● Activity:
Pull every line containing "Home" from the listing.
------ Entries provided ------
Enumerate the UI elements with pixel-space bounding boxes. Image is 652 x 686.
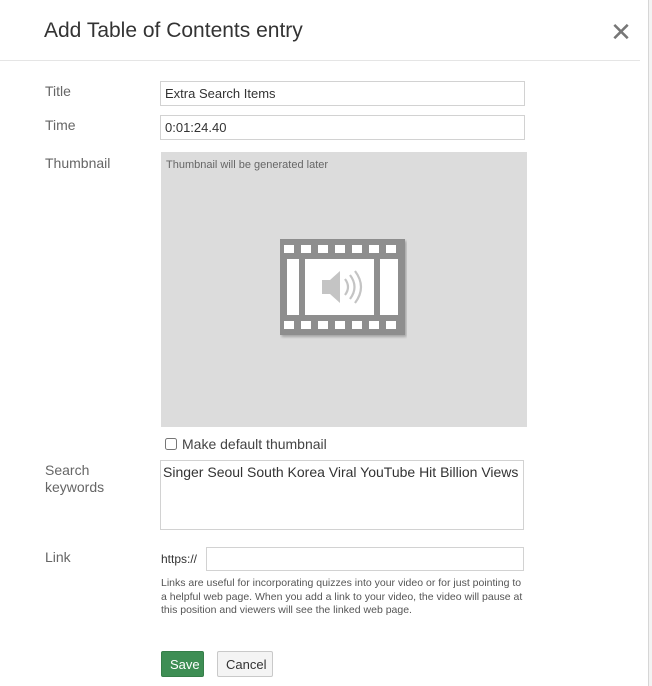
link-input[interactable]	[206, 547, 524, 571]
time-label: Time	[45, 117, 76, 133]
search-keywords-label-line2: keywords	[45, 479, 105, 495]
background-page-edge	[648, 0, 652, 686]
make-default-label: Make default thumbnail	[182, 436, 327, 452]
save-button[interactable]: Save	[161, 651, 204, 677]
title-label: Title	[45, 83, 71, 99]
thumbnail-note: Thumbnail will be generated later	[166, 159, 329, 171]
search-keywords-input[interactable]: Singer Seoul South Korea Viral YouTube H…	[160, 460, 524, 530]
search-keywords-label-line1: Search	[45, 462, 90, 478]
thumbnail-preview: Thumbnail will be generated later	[161, 152, 527, 427]
close-icon[interactable]: ✕	[606, 18, 636, 48]
thumbnail-label: Thumbnail	[45, 155, 111, 171]
dialog-header: Add Table of Contents entry ✕	[0, 0, 640, 61]
link-prefix: https://	[161, 552, 198, 566]
audio-filmstrip-icon	[280, 239, 405, 335]
link-label: Link	[45, 549, 71, 565]
time-input[interactable]	[160, 115, 525, 140]
make-default-checkbox[interactable]	[165, 438, 177, 450]
make-default-thumbnail-row[interactable]: Make default thumbnail	[165, 435, 327, 453]
cancel-button[interactable]: Cancel	[217, 651, 273, 677]
dialog-title: Add Table of Contents entry	[44, 19, 303, 42]
title-input[interactable]	[160, 81, 525, 106]
link-help-text: Links are useful for incorporating quizz…	[161, 577, 523, 616]
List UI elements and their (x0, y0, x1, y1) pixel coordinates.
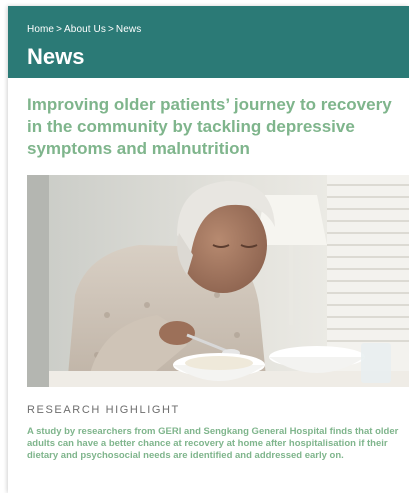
breadcrumb-separator: > (56, 24, 63, 35)
breadcrumb-about-link[interactable]: About Us (64, 24, 106, 35)
article-title-link[interactable]: Improving older patients’ journey to rec… (27, 94, 401, 160)
elderly-woman-eating-image (27, 175, 409, 387)
page-title: News (27, 44, 85, 69)
breadcrumb-current: News (115, 24, 142, 35)
breadcrumb-separator: > (107, 24, 114, 35)
breadcrumb-home-link[interactable]: Home (27, 24, 54, 35)
article-category: RESEARCH HIGHLIGHT (27, 404, 180, 416)
article-summary: A study by researchers from GERI and Sen… (27, 426, 399, 461)
page-header: Home > About Us > News News (8, 6, 409, 78)
article-hero-image[interactable] (27, 175, 409, 387)
breadcrumb: Home > About Us > News (27, 24, 141, 35)
news-panel: Home > About Us > News News Improving older … (8, 6, 409, 493)
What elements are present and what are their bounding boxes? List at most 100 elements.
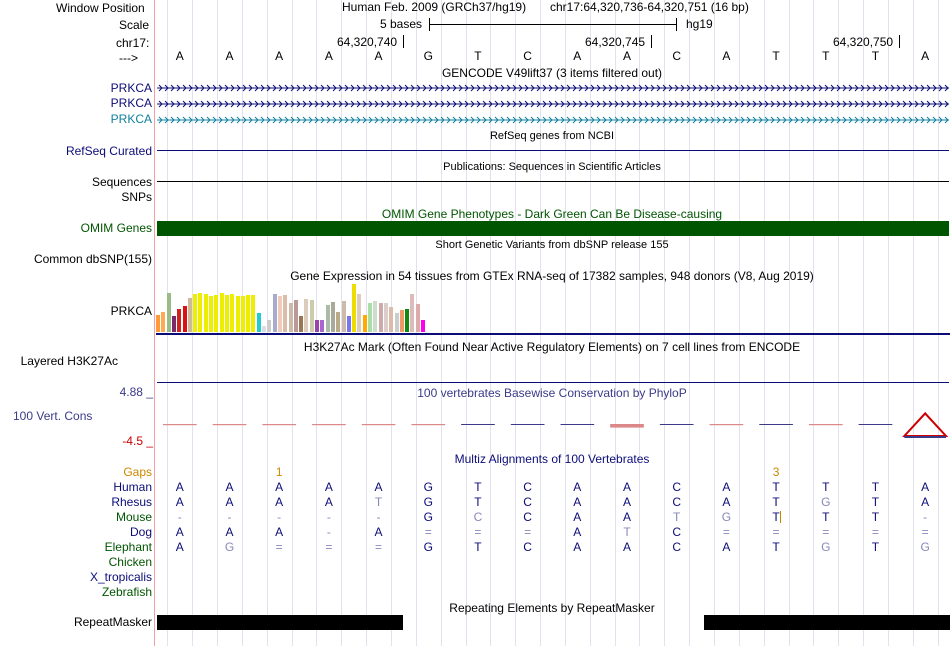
multiz-species-label[interactable]: Elephant bbox=[0, 540, 152, 554]
gtex-tissue-bar[interactable] bbox=[283, 295, 288, 332]
gtex-tissue-bar[interactable] bbox=[421, 320, 425, 332]
gtex-tissue-bar[interactable] bbox=[410, 294, 415, 332]
gtex-tissue-bar[interactable] bbox=[352, 284, 357, 332]
gtex-tissue-bar[interactable] bbox=[209, 296, 213, 332]
gtex-tissue-bar[interactable] bbox=[304, 299, 309, 332]
h3k27ac-track-title[interactable]: H3K27Ac Mark (Often Found Near Active Re… bbox=[304, 340, 800, 354]
gtex-tissue-bar[interactable] bbox=[262, 326, 266, 332]
gtex-tissue-bar[interactable] bbox=[315, 320, 319, 332]
position-readout[interactable]: chr17:64,320,736-64,320,751 (16 bp) bbox=[550, 0, 749, 14]
multiz-species-label[interactable]: X_tropicalis bbox=[0, 570, 152, 584]
gtex-tissue-bar[interactable] bbox=[214, 295, 219, 332]
gtex-tissue-bar[interactable] bbox=[325, 305, 330, 332]
gtex-tissue-bar[interactable] bbox=[299, 316, 304, 332]
gencode-track-title[interactable]: GENCODE V49lift37 (3 items filtered out) bbox=[442, 66, 662, 80]
gencode-gene-label[interactable]: PRKCA bbox=[0, 81, 152, 95]
repeatmasker-track-title[interactable]: Repeating Elements by RepeatMasker bbox=[449, 601, 654, 615]
gtex-tissue-bar[interactable] bbox=[357, 294, 362, 332]
gtex-tissue-bar[interactable] bbox=[288, 303, 293, 332]
gtex-tissue-bar[interactable] bbox=[330, 302, 335, 332]
gtex-tissue-bar[interactable] bbox=[389, 307, 394, 332]
publications-snps-label[interactable]: SNPs bbox=[0, 190, 152, 204]
gtex-tissue-bar[interactable] bbox=[405, 309, 410, 332]
gtex-tissue-bar[interactable] bbox=[219, 293, 224, 332]
gtex-tissue-bar[interactable] bbox=[362, 315, 367, 332]
multiz-species-label[interactable]: Dog bbox=[0, 525, 152, 539]
gtex-tissue-bar[interactable] bbox=[251, 295, 256, 332]
dbsnp-track-label[interactable]: Common dbSNP(155) bbox=[0, 252, 152, 266]
publications-sequences-label[interactable]: Sequences bbox=[0, 175, 152, 189]
phylop-score-bar[interactable] bbox=[461, 424, 495, 425]
phylop-score-bar[interactable] bbox=[361, 424, 396, 426]
gtex-tissue-bar[interactable] bbox=[277, 296, 282, 332]
multiz-species-label[interactable]: Chicken bbox=[0, 555, 152, 569]
omim-gene-bar[interactable] bbox=[157, 221, 949, 236]
phylop-score-bar[interactable] bbox=[262, 424, 297, 426]
gtex-tissue-bar[interactable] bbox=[161, 312, 166, 332]
gtex-tissue-bar[interactable] bbox=[341, 301, 346, 332]
gtex-tissue-bar[interactable] bbox=[320, 320, 325, 332]
multiz-species-label[interactable]: Zebrafish bbox=[0, 585, 152, 599]
gtex-tissue-bar[interactable] bbox=[256, 313, 261, 332]
phylop-score-bar[interactable] bbox=[163, 424, 197, 426]
gencode-transcripts[interactable] bbox=[155, 80, 950, 126]
omim-track-title[interactable]: OMIM Gene Phenotypes - Dark Green Can Be… bbox=[382, 207, 722, 221]
phylop-score-bar[interactable] bbox=[808, 424, 843, 426]
gtex-tissue-bar[interactable] bbox=[293, 300, 298, 332]
gtex-tissue-bar[interactable] bbox=[198, 293, 203, 332]
gencode-gene-label[interactable]: PRKCA bbox=[0, 112, 152, 126]
phylop-score-bar[interactable] bbox=[510, 424, 545, 425]
phylop-track-label[interactable]: 100 Vert. Cons bbox=[13, 409, 92, 423]
gtex-tissue-bar[interactable] bbox=[394, 313, 399, 332]
multiz-species-label[interactable]: Human bbox=[0, 480, 152, 494]
phylop-score-bar[interactable] bbox=[610, 424, 644, 428]
refseq-track-label[interactable]: RefSeq Curated bbox=[0, 144, 152, 158]
phylop-score-bar[interactable] bbox=[560, 424, 595, 425]
gtex-tissue-bar[interactable] bbox=[267, 320, 272, 332]
publications-track-title[interactable]: Publications: Sequences in Scientific Ar… bbox=[443, 160, 661, 174]
gtex-tissue-bar[interactable] bbox=[193, 294, 198, 332]
phylop-score-bar[interactable] bbox=[858, 424, 893, 425]
multiz-track-title[interactable]: Multiz Alignments of 100 Vertebrates bbox=[455, 452, 650, 466]
repeatmasker-blocks[interactable] bbox=[155, 615, 950, 630]
gtex-tissue-bar[interactable] bbox=[383, 303, 388, 332]
gtex-tissue-bar[interactable] bbox=[373, 301, 378, 332]
phylop-peak[interactable] bbox=[902, 411, 949, 437]
gtex-tissue-bar[interactable] bbox=[187, 298, 192, 332]
gtex-tissue-bar[interactable] bbox=[177, 309, 182, 332]
gtex-tissue-bar[interactable] bbox=[235, 296, 240, 332]
phylop-score-bar[interactable] bbox=[659, 424, 694, 425]
gtex-tissue-bar[interactable] bbox=[230, 294, 235, 332]
omim-track-label[interactable]: OMIM Genes bbox=[0, 221, 152, 235]
refseq-track-title[interactable]: RefSeq genes from NCBI bbox=[490, 129, 614, 143]
gtex-tissue-bar[interactable] bbox=[171, 316, 176, 332]
repeat-element-block[interactable] bbox=[157, 615, 404, 630]
phylop-wiggle[interactable] bbox=[155, 392, 950, 446]
multiz-species-label[interactable]: Mouse bbox=[0, 510, 152, 524]
gtex-tissue-bar[interactable] bbox=[415, 304, 420, 332]
publications-line[interactable] bbox=[157, 181, 949, 182]
gtex-tissue-bar[interactable] bbox=[272, 294, 277, 332]
gtex-tissue-bar[interactable] bbox=[182, 306, 187, 332]
gtex-bar-chart[interactable] bbox=[156, 284, 556, 332]
phylop-score-bar[interactable] bbox=[212, 424, 247, 426]
gtex-tissue-bar[interactable] bbox=[309, 300, 314, 332]
gtex-track-title[interactable]: Gene Expression in 54 tissues from GTEx … bbox=[290, 269, 814, 283]
gtex-tissue-bar[interactable] bbox=[246, 295, 251, 332]
gtex-tissue-bar[interactable] bbox=[166, 293, 171, 332]
gtex-tissue-bar[interactable] bbox=[156, 315, 160, 332]
dbsnp-track-title[interactable]: Short Genetic Variants from dbSNP releas… bbox=[435, 238, 668, 252]
phylop-score-bar[interactable] bbox=[759, 424, 793, 425]
h3k27ac-track-label[interactable]: Layered H3K27Ac bbox=[0, 354, 118, 368]
multiz-species-label[interactable]: Rhesus bbox=[0, 495, 152, 509]
gtex-tissue-bar[interactable] bbox=[203, 294, 208, 332]
gencode-gene-label[interactable]: PRKCA bbox=[0, 96, 152, 110]
phylop-score-bar[interactable] bbox=[709, 424, 744, 426]
gtex-tissue-bar[interactable] bbox=[336, 312, 341, 332]
gtex-tissue-bar[interactable] bbox=[240, 296, 245, 332]
repeatmasker-track-label[interactable]: RepeatMasker bbox=[0, 615, 152, 629]
repeat-element-block[interactable] bbox=[703, 615, 950, 630]
gtex-tissue-bar[interactable] bbox=[399, 310, 404, 332]
gtex-tissue-bar[interactable] bbox=[378, 303, 383, 332]
gtex-tissue-bar[interactable] bbox=[224, 295, 229, 332]
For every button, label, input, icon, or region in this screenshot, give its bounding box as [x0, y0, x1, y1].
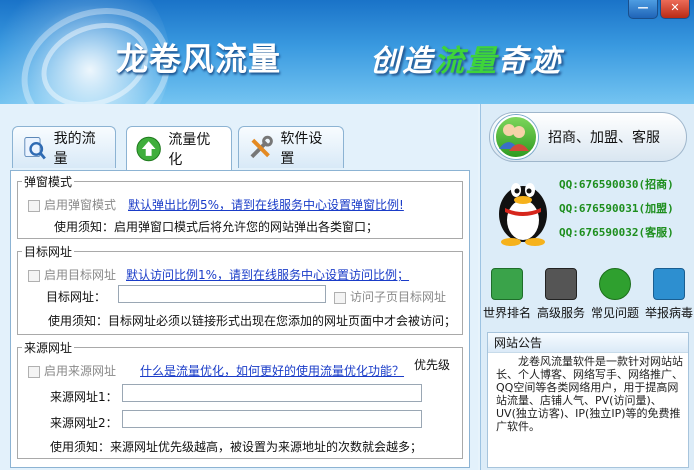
world-rank-icon — [491, 268, 523, 300]
tab-traffic-optimize[interactable]: 流量优化 — [126, 126, 232, 171]
popup-mode-checkbox[interactable]: 启用弹窗模式 — [28, 196, 116, 213]
tab-label: 我的流量 — [53, 130, 96, 167]
checkbox-label: 启用弹窗模式 — [44, 198, 117, 212]
tools-icon — [250, 135, 273, 158]
popup-mode-group: 弹窗模式 启用弹窗模式 默认弹出比例5%，请到在线服务中心设置弹窗比例! 使用须… — [17, 173, 463, 239]
group-legend: 目标网址 — [24, 245, 73, 259]
advanced-service-icon — [545, 268, 577, 300]
popup-ratio-link[interactable]: 默认弹出比例5%，请到在线服务中心设置弹窗比例! — [128, 196, 404, 213]
target-url-note: 使用须知：目标网址必须以链接形式出现在您添加的网址页面中才会被访问； — [48, 314, 457, 328]
target-url-group: 目标网址 启用目标网址 默认访问比例1%，请到在线服务中心设置访问比例； 目标网… — [17, 243, 463, 335]
priority-label: 优先级 — [414, 358, 451, 372]
sidebar: 招商、加盟、客服 QQ:676590030(招商) QQ:676590031(加… — [480, 104, 694, 470]
target-url-input[interactable] — [118, 285, 326, 303]
notice-text: 龙卷风流量软件是一款针对网站站长、个人博客、网络写手、网络推广、QQ空间等各类网… — [496, 355, 683, 433]
qq-line-1[interactable]: QQ:676590030(招商) — [559, 176, 674, 192]
optimize-help-link[interactable]: 什么是流量优化，如何更好的使用流量优化功能？ — [140, 362, 404, 379]
main-area: 我的流量 流量优化 软件设置 弹窗模式 启用弹窗模式 默认弹出比例5%，请到在线… — [0, 104, 478, 470]
report-virus-icon — [653, 268, 685, 300]
quick-link-label: 世界排名 — [482, 306, 531, 320]
search-doc-icon — [24, 136, 46, 159]
tab-my-traffic[interactable]: 我的流量 — [12, 126, 116, 168]
group-legend: 弹窗模式 — [24, 175, 73, 189]
source-url1-input[interactable] — [122, 384, 422, 402]
arrow-up-circle-icon — [136, 136, 161, 162]
window-controls: — ✕ — [628, 0, 690, 19]
source-url2-label: 来源网址2： — [50, 416, 118, 430]
source-url1-label: 来源网址1： — [50, 390, 118, 404]
quick-link-label: 常见问题 — [590, 306, 639, 320]
quick-link-label: 举报病毒 — [644, 306, 693, 320]
source-url-group: 来源网址 启用来源网址 什么是流量优化，如何更好的使用流量优化功能？ 优先级 来… — [17, 339, 463, 459]
contact-button-label: 招商、加盟、客服 — [548, 130, 660, 146]
close-button[interactable]: ✕ — [660, 0, 690, 19]
qq-line-3[interactable]: QQ:676590032(客服) — [559, 224, 674, 240]
report-virus-button[interactable]: 举报病毒 — [643, 268, 694, 321]
checkbox-box[interactable] — [28, 269, 40, 282]
world-rank-button[interactable]: 世界排名 — [481, 268, 533, 321]
minimize-button[interactable]: — — [628, 0, 658, 19]
qq-line-2[interactable]: QQ:676590031(加盟) — [559, 200, 674, 216]
checkbox-label: 启用目标网址 — [44, 268, 117, 282]
checkbox-box[interactable] — [28, 365, 40, 378]
contact-button[interactable]: 招商、加盟、客服 — [489, 112, 687, 162]
source-url2-input[interactable] — [122, 410, 422, 428]
faq-icon — [599, 268, 631, 300]
tab-label: 软件设置 — [280, 130, 323, 167]
checkbox-box[interactable] — [28, 199, 40, 212]
header-banner: 龙卷风流量 创造流量奇迹 — ✕ — [0, 0, 694, 104]
visit-ratio-link[interactable]: 默认访问比例1%，请到在线服务中心设置访问比例； — [126, 266, 409, 283]
app-title: 龙卷风流量 — [116, 40, 282, 78]
subpage-checkbox[interactable]: 访问子页目标网址 — [334, 288, 446, 305]
popup-note: 使用须知：启用弹窗口模式后将允许您的网站弹出各类窗口； — [54, 220, 379, 234]
source-url-note: 使用须知：来源网址优先级越高，被设置为来源地址的次数就会越多； — [50, 440, 423, 454]
tab-panel: 弹窗模式 启用弹窗模式 默认弹出比例5%，请到在线服务中心设置弹窗比例! 使用须… — [10, 170, 470, 468]
slogan-highlight: 流量 — [434, 44, 498, 79]
slogan-part1: 创造 — [370, 44, 434, 79]
qq-penguin-icon — [499, 183, 547, 246]
notice-title: 网站公告 — [488, 333, 688, 353]
customer-service-icon — [494, 115, 538, 159]
tab-label: 流量优化 — [168, 132, 211, 168]
checkbox-label: 访问子页目标网址 — [350, 290, 447, 304]
slogan: 创造流量奇迹 — [370, 36, 562, 80]
group-legend: 来源网址 — [24, 341, 73, 355]
target-url-checkbox[interactable]: 启用目标网址 — [28, 266, 116, 283]
source-url-checkbox[interactable]: 启用来源网址 — [28, 362, 116, 379]
quick-link-label: 高级服务 — [536, 306, 585, 320]
quick-links: 世界排名 高级服务 常见问题 举报病毒 — [481, 268, 694, 326]
checkbox-label: 启用来源网址 — [44, 364, 117, 378]
slogan-part2: 奇迹 — [498, 44, 562, 79]
notice-board: 网站公告 龙卷风流量软件是一款针对网站站长、个人博客、网络写手、网络推广、QQ空… — [487, 332, 689, 468]
target-url-label: 目标网址： — [46, 290, 107, 304]
tab-software-settings[interactable]: 软件设置 — [238, 126, 344, 168]
checkbox-box[interactable] — [334, 291, 346, 304]
faq-button[interactable]: 常见问题 — [589, 268, 641, 321]
advanced-service-button[interactable]: 高级服务 — [535, 268, 587, 321]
------
● Task answer:
breadcrumb-home-link[interactable]: Home (27, 24, 54, 35)
page-header: Home > About Us > News News (8, 6, 409, 78)
breadcrumb: Home > About Us > News (27, 24, 141, 35)
news-panel: Home > About Us > News News Improving older … (8, 6, 409, 493)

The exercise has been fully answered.